**Short exercise**
Copy the entries below exactly. Images do not belong in the copy.

Saved data entries:
•••••

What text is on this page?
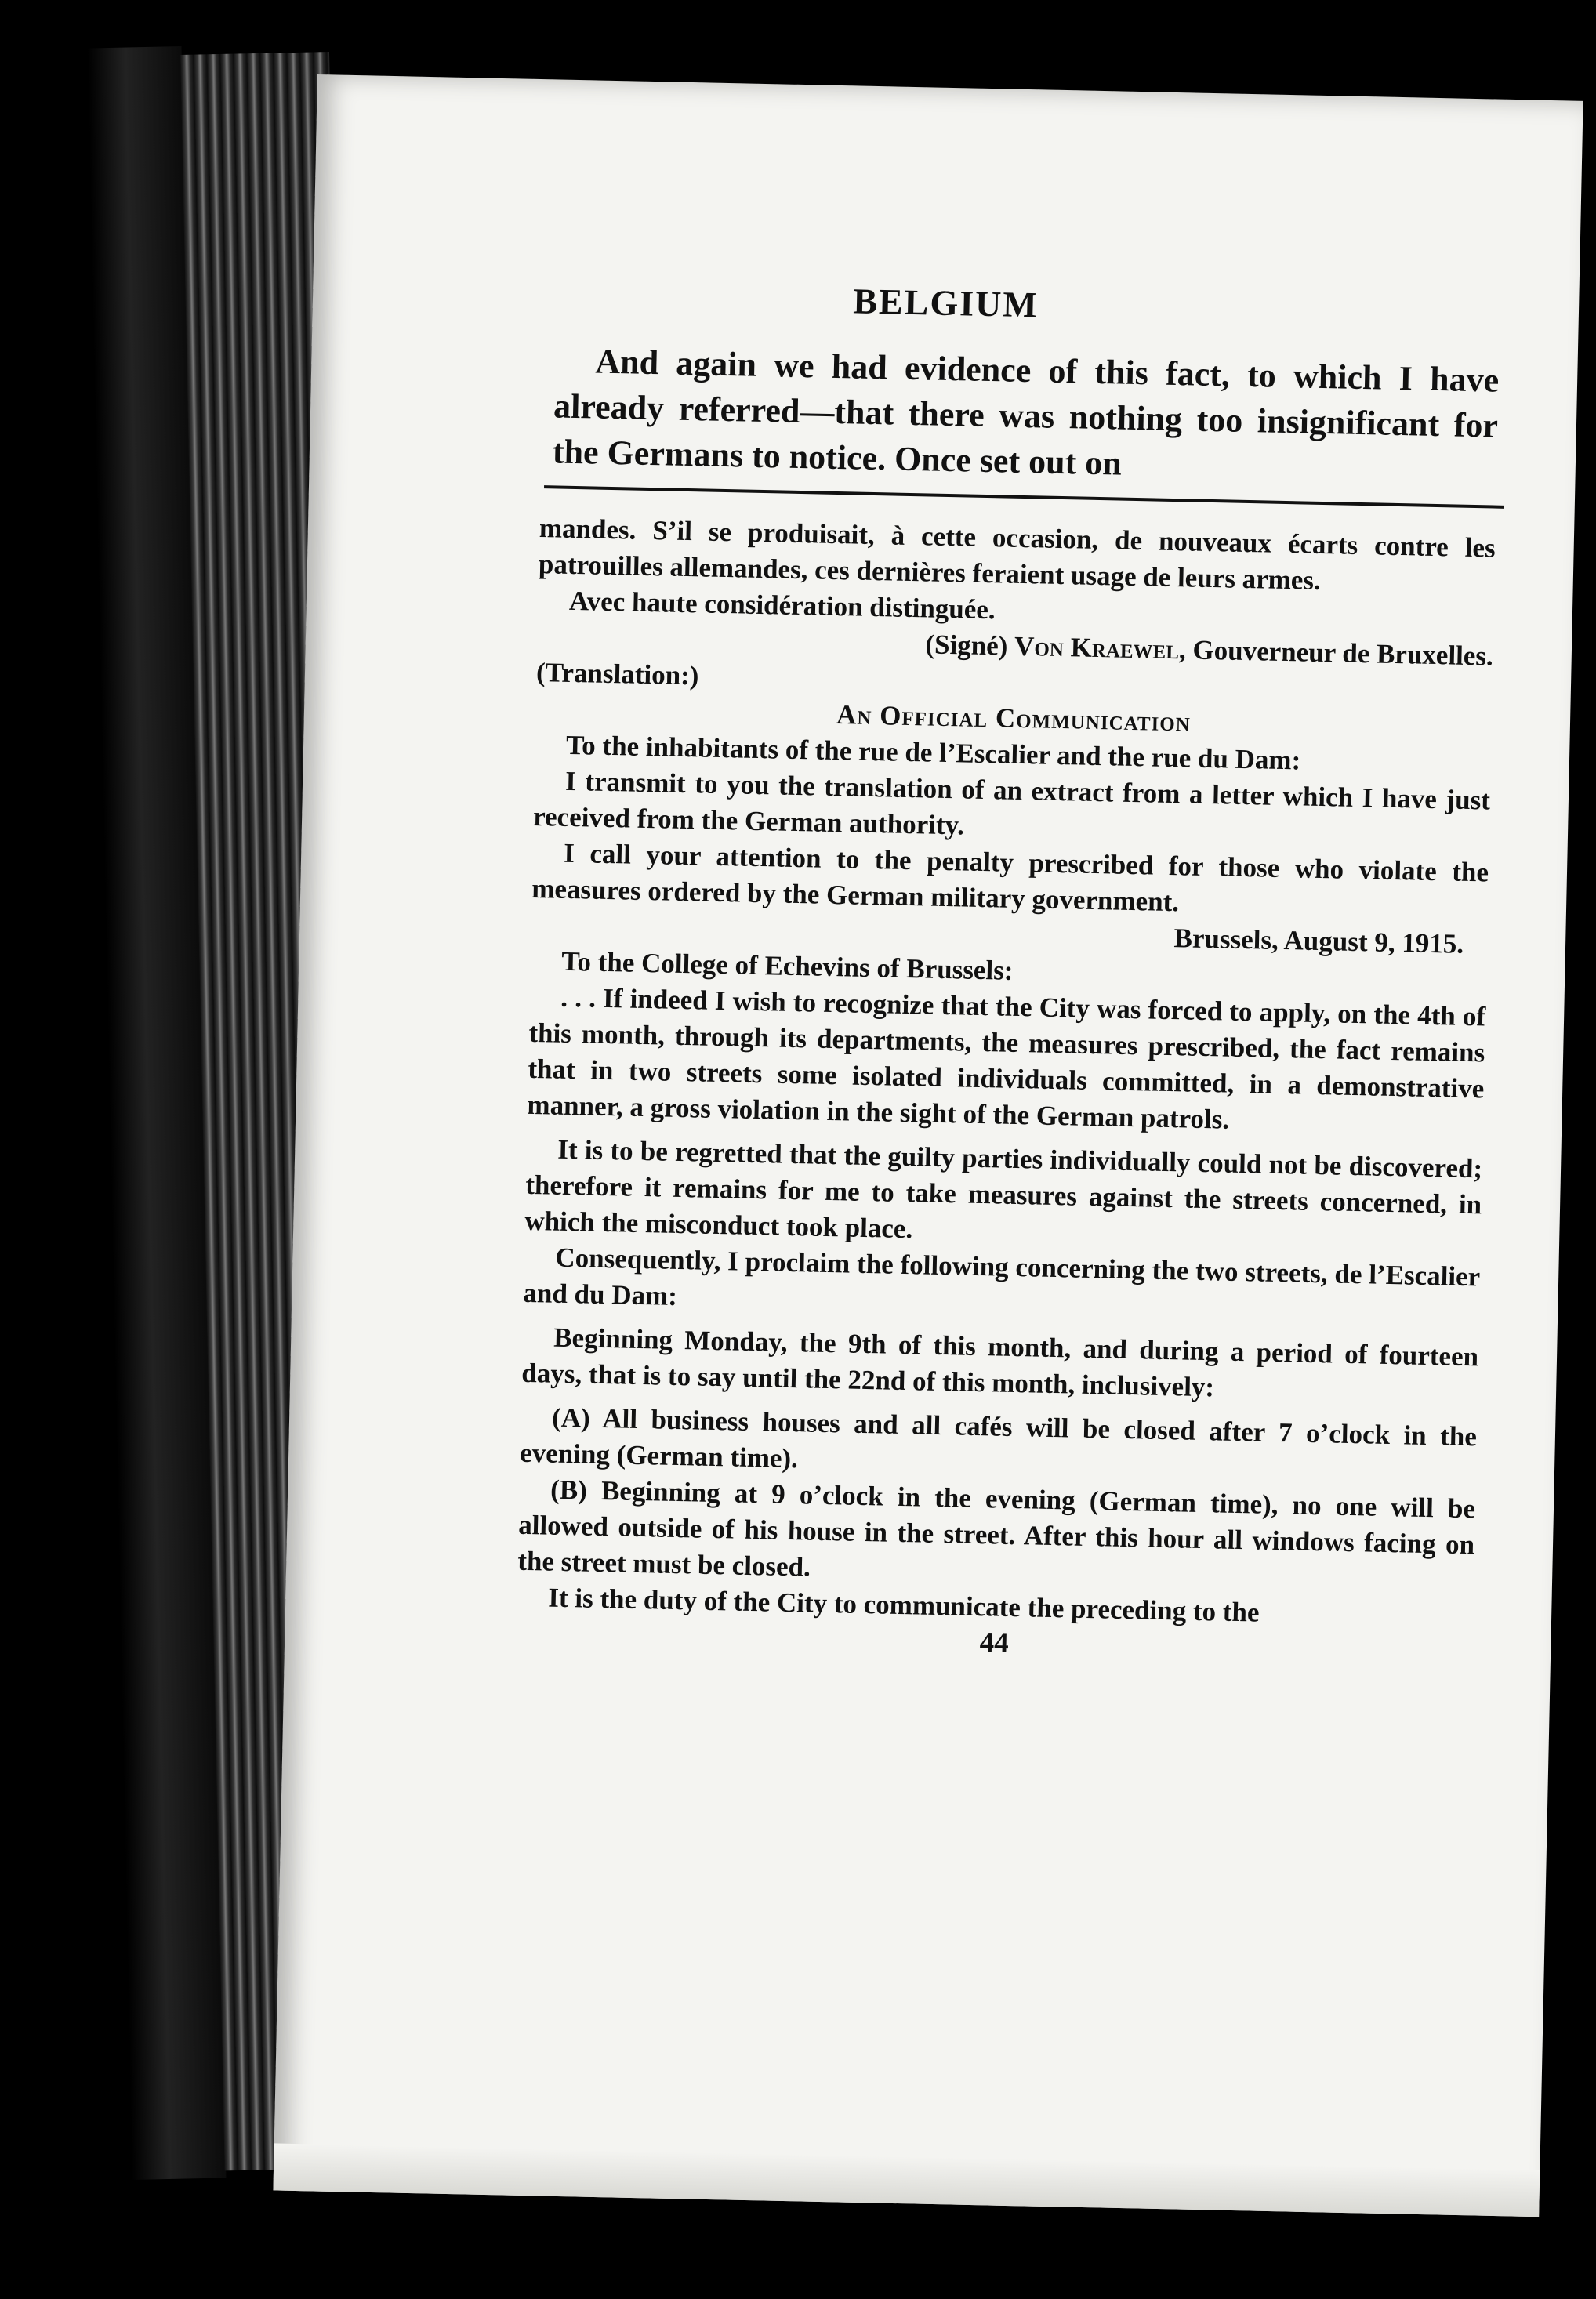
BELGIUM

And again we had evidence of this fact, to which I have already referred—that there was nothing too insignificant for the Germans to notice. Once set out on

mandes. S’il se produisait, à cette occasion, de nouveaux écarts contre les patrouilles allemandes, ces dernières feraient usage de leurs armes.

Avec haute considération distinguée.

(Signé) Von Kraewel, Gouverneur de Bruxelles.

(Translation:)

An Official Communication

To the inhabitants of the rue de l’Escalier and the rue du Dam:

I transmit to you the translation of an extract from a letter which I have just received from the German authority.

I call your attention to the penalty prescribed for those who violate the measures ordered by the German military government.

Brussels, August 9, 1915.

To the College of Echevins of Brussels:

. . . If indeed I wish to recognize that the City was forced to apply, on the 4th of this month, through its departments, the measures prescribed, the fact remains that in two streets some isolated individuals committed, in a demonstrative manner, a gross violation in the sight of the German patrols.

It is to be regretted that the guilty parties individually could not be discovered; therefore it remains for me to take measures against the streets concerned, in which the misconduct took place.

Consequently, I proclaim the following concerning the two streets, de l’Escalier and du Dam:

Beginning Monday, the 9th of this month, and during a period of fourteen days, that is to say until the 22nd of this month, inclusively:

(A) All business houses and all cafés will be closed after 7 o’clock in the evening (German time).

(B) Beginning at 9 o’clock in the evening (German time), no one will be allowed outside of his house in the street. After this hour all windows facing on the street must be closed.

It is the duty of the City to communicate the preceding to the

44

•••••

**Answer to the exercise**
What text is on this page?
BELGIUM

And again we had evidence of this fact, to which I have already referred—that there was nothing too insignificant for the Germans to notice. Once set out on

mandes. S’il se produisait, à cette occasion, de nouveaux écarts contre les patrouilles allemandes, ces dernières feraient usage de leurs armes.

Avec haute considération distinguée.

(Signé) Von Kraewel, Gouverneur de Bruxelles.

(Translation:)

An Official Communication

To the inhabitants of the rue de l’Escalier and the rue du Dam:

I transmit to you the translation of an extract from a letter which I have just received from the German authority.

I call your attention to the penalty prescribed for those who violate the measures ordered by the German military government.

Brussels, August 9, 1915.

To the College of Echevins of Brussels:

. . . If indeed I wish to recognize that the City was forced to apply, on the 4th of this month, through its departments, the measures prescribed, the fact remains that in two streets some isolated individuals committed, in a demonstrative manner, a gross violation in the sight of the German patrols.

It is to be regretted that the guilty parties individually could not be discovered; therefore it remains for me to take measures against the streets concerned, in which the misconduct took place.

Consequently, I proclaim the following concerning the two streets, de l’Escalier and du Dam:

Beginning Monday, the 9th of this month, and during a period of fourteen days, that is to say until the 22nd of this month, inclusively:

(A) All business houses and all cafés will be closed after 7 o’clock in the evening (German time).

(B) Beginning at 9 o’clock in the evening (German time), no one will be allowed outside of his house in the street. After this hour all windows facing on the street must be closed.

It is the duty of the City to communicate the preceding to the

44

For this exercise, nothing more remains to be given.